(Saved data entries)
'''

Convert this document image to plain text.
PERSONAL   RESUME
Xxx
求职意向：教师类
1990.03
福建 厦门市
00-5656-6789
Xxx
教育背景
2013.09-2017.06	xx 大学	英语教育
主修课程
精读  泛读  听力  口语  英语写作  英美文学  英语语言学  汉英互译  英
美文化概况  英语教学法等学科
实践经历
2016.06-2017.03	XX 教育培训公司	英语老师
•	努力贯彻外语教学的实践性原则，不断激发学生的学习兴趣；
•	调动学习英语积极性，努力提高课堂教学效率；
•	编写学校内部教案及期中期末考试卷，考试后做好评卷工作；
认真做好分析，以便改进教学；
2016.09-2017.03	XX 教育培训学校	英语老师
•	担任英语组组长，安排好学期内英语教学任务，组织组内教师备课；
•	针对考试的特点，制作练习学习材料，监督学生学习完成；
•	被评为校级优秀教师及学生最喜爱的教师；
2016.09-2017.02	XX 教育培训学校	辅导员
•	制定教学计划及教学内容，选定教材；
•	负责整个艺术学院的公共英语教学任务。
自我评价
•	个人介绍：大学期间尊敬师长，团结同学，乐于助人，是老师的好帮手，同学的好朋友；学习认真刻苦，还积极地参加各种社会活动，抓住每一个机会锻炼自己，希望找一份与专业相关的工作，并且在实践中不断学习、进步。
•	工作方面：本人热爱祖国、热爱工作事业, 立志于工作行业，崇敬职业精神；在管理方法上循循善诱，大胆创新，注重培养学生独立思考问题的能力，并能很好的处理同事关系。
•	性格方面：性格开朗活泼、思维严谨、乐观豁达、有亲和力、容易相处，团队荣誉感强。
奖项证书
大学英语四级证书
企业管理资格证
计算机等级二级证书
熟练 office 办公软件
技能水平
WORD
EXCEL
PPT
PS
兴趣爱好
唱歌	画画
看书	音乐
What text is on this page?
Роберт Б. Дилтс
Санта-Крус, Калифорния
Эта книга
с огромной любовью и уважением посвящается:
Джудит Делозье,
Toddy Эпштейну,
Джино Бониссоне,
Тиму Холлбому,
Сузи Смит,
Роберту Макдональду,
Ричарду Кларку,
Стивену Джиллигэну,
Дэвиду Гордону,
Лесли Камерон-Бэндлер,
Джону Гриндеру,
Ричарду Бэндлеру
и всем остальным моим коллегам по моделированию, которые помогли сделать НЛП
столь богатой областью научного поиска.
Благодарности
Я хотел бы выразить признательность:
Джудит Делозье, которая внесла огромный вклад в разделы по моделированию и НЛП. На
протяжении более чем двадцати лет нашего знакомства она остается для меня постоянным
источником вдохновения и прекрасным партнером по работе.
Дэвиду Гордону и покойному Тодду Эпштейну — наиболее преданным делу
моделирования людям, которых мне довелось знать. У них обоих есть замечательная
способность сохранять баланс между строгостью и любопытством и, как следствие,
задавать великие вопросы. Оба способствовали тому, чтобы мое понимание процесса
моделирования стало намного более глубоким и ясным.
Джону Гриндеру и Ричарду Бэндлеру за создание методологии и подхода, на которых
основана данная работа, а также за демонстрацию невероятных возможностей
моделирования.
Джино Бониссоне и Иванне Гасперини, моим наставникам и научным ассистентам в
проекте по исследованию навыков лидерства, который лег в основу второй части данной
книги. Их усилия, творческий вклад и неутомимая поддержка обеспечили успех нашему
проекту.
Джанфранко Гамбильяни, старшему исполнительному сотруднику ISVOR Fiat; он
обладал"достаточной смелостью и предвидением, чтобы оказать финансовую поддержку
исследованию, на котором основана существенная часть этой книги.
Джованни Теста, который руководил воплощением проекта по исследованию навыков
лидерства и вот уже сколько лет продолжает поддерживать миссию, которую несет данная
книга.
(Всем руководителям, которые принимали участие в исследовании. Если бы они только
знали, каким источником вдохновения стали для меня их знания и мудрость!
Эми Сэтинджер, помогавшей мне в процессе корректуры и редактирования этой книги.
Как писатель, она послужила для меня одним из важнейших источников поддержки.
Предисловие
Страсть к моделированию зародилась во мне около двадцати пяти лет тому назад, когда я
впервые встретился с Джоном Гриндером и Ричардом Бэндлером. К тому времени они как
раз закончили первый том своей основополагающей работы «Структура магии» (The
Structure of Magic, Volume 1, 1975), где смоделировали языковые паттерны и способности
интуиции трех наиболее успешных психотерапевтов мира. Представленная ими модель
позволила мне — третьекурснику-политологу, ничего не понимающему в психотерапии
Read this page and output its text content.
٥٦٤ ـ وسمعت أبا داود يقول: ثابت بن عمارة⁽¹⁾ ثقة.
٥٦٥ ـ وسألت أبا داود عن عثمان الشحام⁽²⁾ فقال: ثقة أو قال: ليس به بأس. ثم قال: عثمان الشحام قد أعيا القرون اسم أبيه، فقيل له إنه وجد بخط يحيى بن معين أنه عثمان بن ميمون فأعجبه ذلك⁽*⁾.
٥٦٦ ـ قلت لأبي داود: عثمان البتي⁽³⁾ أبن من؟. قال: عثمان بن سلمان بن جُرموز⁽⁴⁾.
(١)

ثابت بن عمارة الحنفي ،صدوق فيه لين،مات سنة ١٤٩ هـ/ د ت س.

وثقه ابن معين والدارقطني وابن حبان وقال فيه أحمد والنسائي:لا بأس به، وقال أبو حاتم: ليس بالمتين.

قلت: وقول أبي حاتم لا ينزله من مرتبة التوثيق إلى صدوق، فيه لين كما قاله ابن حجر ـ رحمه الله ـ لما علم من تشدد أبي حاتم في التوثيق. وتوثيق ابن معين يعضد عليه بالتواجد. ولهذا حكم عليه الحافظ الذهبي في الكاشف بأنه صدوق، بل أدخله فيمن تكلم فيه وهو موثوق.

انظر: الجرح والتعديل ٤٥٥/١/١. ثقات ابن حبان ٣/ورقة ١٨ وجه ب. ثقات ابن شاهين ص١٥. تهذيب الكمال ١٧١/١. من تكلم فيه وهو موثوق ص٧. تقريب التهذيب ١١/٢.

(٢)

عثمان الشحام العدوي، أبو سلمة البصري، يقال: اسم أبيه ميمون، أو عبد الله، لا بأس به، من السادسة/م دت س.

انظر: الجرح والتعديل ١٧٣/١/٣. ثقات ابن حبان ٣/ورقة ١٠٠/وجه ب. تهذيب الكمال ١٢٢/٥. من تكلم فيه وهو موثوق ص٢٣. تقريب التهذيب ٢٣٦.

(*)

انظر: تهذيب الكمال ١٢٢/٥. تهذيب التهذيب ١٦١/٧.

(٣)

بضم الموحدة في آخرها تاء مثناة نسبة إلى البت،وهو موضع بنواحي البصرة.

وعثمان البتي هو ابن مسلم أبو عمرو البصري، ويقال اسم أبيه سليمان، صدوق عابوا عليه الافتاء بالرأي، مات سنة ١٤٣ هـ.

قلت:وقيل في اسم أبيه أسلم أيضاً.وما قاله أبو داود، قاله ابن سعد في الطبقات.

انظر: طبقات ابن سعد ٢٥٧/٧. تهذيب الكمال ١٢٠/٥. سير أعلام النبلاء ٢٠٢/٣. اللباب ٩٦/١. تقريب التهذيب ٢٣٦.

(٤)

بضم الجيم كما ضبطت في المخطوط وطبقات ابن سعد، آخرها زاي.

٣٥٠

'''

| THE EXERCISE |
Copy out each record from above, exactly.

| TASK ANSWER |
Convert this document image to plain text.
PERSONAL   RESUME
Xxx
求职意向：教师类
1990.03
福建 厦门市
00-5656-6789
Xxx
教育背景
2013.09-2017.06	xx 大学	英语教育
主修课程
精读  泛读  听力  口语  英语写作  英美文学  英语语言学  汉英互译  英
美文化概况  英语教学法等学科
实践经历
2016.06-2017.03	XX 教育培训公司	英语老师
•	努力贯彻外语教学的实践性原则，不断激发学生的学习兴趣；
•	调动学习英语积极性，努力提高课堂教学效率；
•	编写学校内部教案及期中期末考试卷，考试后做好评卷工作；
认真做好分析，以便改进教学；
2016.09-2017.03	XX 教育培训学校	英语老师
•	担任英语组组长，安排好学期内英语教学任务，组织组内教师备课；
•	针对考试的特点，制作练习学习材料，监督学生学习完成；
•	被评为校级优秀教师及学生最喜爱的教师；
2016.09-2017.02	XX 教育培训学校	辅导员
•	制定教学计划及教学内容，选定教材；
•	负责整个艺术学院的公共英语教学任务。
自我评价
•	个人介绍：大学期间尊敬师长，团结同学，乐于助人，是老师的好帮手，同学的好朋友；学习认真刻苦，还积极地参加各种社会活动，抓住每一个机会锻炼自己，希望找一份与专业相关的工作，并且在实践中不断学习、进步。
•	工作方面：本人热爱祖国、热爱工作事业, 立志于工作行业，崇敬职业精神；在管理方法上循循善诱，大胆创新，注重培养学生独立思考问题的能力，并能很好的处理同事关系。
•	性格方面：性格开朗活泼、思维严谨、乐观豁达、有亲和力、容易相处，团队荣誉感强。
奖项证书
大学英语四级证书
企业管理资格证
计算机等级二级证书
熟练 office 办公软件
技能水平
WORD
EXCEL
PPT
PS
兴趣爱好
唱歌	画画
看书	音乐
What text is on this page?
Роберт Б. Дилтс
Санта-Крус, Калифорния
Эта книга
с огромной любовью и уважением посвящается:
Джудит Делозье,
Toddy Эпштейну,
Джино Бониссоне,
Тиму Холлбому,
Сузи Смит,
Роберту Макдональду,
Ричарду Кларку,
Стивену Джиллигэну,
Дэвиду Гордону,
Лесли Камерон-Бэндлер,
Джону Гриндеру,
Ричарду Бэндлеру
и всем остальным моим коллегам по моделированию, которые помогли сделать НЛП
столь богатой областью научного поиска.
Благодарности
Я хотел бы выразить признательность:
Джудит Делозье, которая внесла огромный вклад в разделы по моделированию и НЛП. На
протяжении более чем двадцати лет нашего знакомства она остается для меня постоянным
источником вдохновения и прекрасным партнером по работе.
Дэвиду Гордону и покойному Тодду Эпштейну — наиболее преданным делу
моделирования людям, которых мне довелось знать. У них обоих есть замечательная
способность сохранять баланс между строгостью и любопытством и, как следствие,
задавать великие вопросы. Оба способствовали тому, чтобы мое понимание процесса
моделирования стало намного более глубоким и ясным.
Джону Гриндеру и Ричарду Бэндлеру за создание методологии и подхода, на которых
основана данная работа, а также за демонстрацию невероятных возможностей
моделирования.
Джино Бониссоне и Иванне Гасперини, моим наставникам и научным ассистентам в
проекте по исследованию навыков лидерства, который лег в основу второй части данной
книги. Их усилия, творческий вклад и неутомимая поддержка обеспечили успех нашему
проекту.
Джанфранко Гамбильяни, старшему исполнительному сотруднику ISVOR Fiat; он
обладал"достаточной смелостью и предвидением, чтобы оказать финансовую поддержку
исследованию, на котором основана существенная часть этой книги.
Джованни Теста, который руководил воплощением проекта по исследованию навыков
лидерства и вот уже сколько лет продолжает поддерживать миссию, которую несет данная
книга.
(Всем руководителям, которые принимали участие в исследовании. Если бы они только
знали, каким источником вдохновения стали для меня их знания и мудрость!
Эми Сэтинджер, помогавшей мне в процессе корректуры и редактирования этой книги.
Как писатель, она послужила для меня одним из важнейших источников поддержки.
Предисловие
Страсть к моделированию зародилась во мне около двадцати пяти лет тому назад, когда я
впервые встретился с Джоном Гриндером и Ричардом Бэндлером. К тому времени они как
раз закончили первый том своей основополагающей работы «Структура магии» (The
Structure of Magic, Volume 1, 1975), где смоделировали языковые паттерны и способности
интуиции трех наиболее успешных психотерапевтов мира. Представленная ими модель
позволила мне — третьекурснику-политологу, ничего не понимающему в психотерапии
Read this page and output its text content.
٥٦٤ ـ وسمعت أبا داود يقول: ثابت بن عمارة⁽¹⁾ ثقة.
٥٦٥ ـ وسألت أبا داود عن عثمان الشحام⁽²⁾ فقال: ثقة أو قال: ليس به بأس. ثم قال: عثمان الشحام قد أعيا القرون اسم أبيه، فقيل له إنه وجد بخط يحيى بن معين أنه عثمان بن ميمون فأعجبه ذلك⁽*⁾.
٥٦٦ ـ قلت لأبي داود: عثمان البتي⁽³⁾ أبن من؟. قال: عثمان بن سلمان بن جُرموز⁽⁴⁾.
(١)

ثابت بن عمارة الحنفي ،صدوق فيه لين،مات سنة ١٤٩ هـ/ د ت س.

وثقه ابن معين والدارقطني وابن حبان وقال فيه أحمد والنسائي:لا بأس به، وقال أبو حاتم: ليس بالمتين.

قلت: وقول أبي حاتم لا ينزله من مرتبة التوثيق إلى صدوق، فيه لين كما قاله ابن حجر ـ رحمه الله ـ لما علم من تشدد أبي حاتم في التوثيق. وتوثيق ابن معين يعضد عليه بالتواجد. ولهذا حكم عليه الحافظ الذهبي في الكاشف بأنه صدوق، بل أدخله فيمن تكلم فيه وهو موثوق.

انظر: الجرح والتعديل ٤٥٥/١/١. ثقات ابن حبان ٣/ورقة ١٨ وجه ب. ثقات ابن شاهين ص١٥. تهذيب الكمال ١٧١/١. من تكلم فيه وهو موثوق ص٧. تقريب التهذيب ١١/٢.

(٢)

عثمان الشحام العدوي، أبو سلمة البصري، يقال: اسم أبيه ميمون، أو عبد الله، لا بأس به، من السادسة/م دت س.

انظر: الجرح والتعديل ١٧٣/١/٣. ثقات ابن حبان ٣/ورقة ١٠٠/وجه ب. تهذيب الكمال ١٢٢/٥. من تكلم فيه وهو موثوق ص٢٣. تقريب التهذيب ٢٣٦.

(*)

انظر: تهذيب الكمال ١٢٢/٥. تهذيب التهذيب ١٦١/٧.

(٣)

بضم الموحدة في آخرها تاء مثناة نسبة إلى البت،وهو موضع بنواحي البصرة.

وعثمان البتي هو ابن مسلم أبو عمرو البصري، ويقال اسم أبيه سليمان، صدوق عابوا عليه الافتاء بالرأي، مات سنة ١٤٣ هـ.

قلت:وقيل في اسم أبيه أسلم أيضاً.وما قاله أبو داود، قاله ابن سعد في الطبقات.

انظر: طبقات ابن سعد ٢٥٧/٧. تهذيب الكمال ١٢٠/٥. سير أعلام النبلاء ٢٠٢/٣. اللباب ٩٦/١. تقريب التهذيب ٢٣٦.

(٤)

بضم الجيم كما ضبطت في المخطوط وطبقات ابن سعد، آخرها زاي.

٣٥٠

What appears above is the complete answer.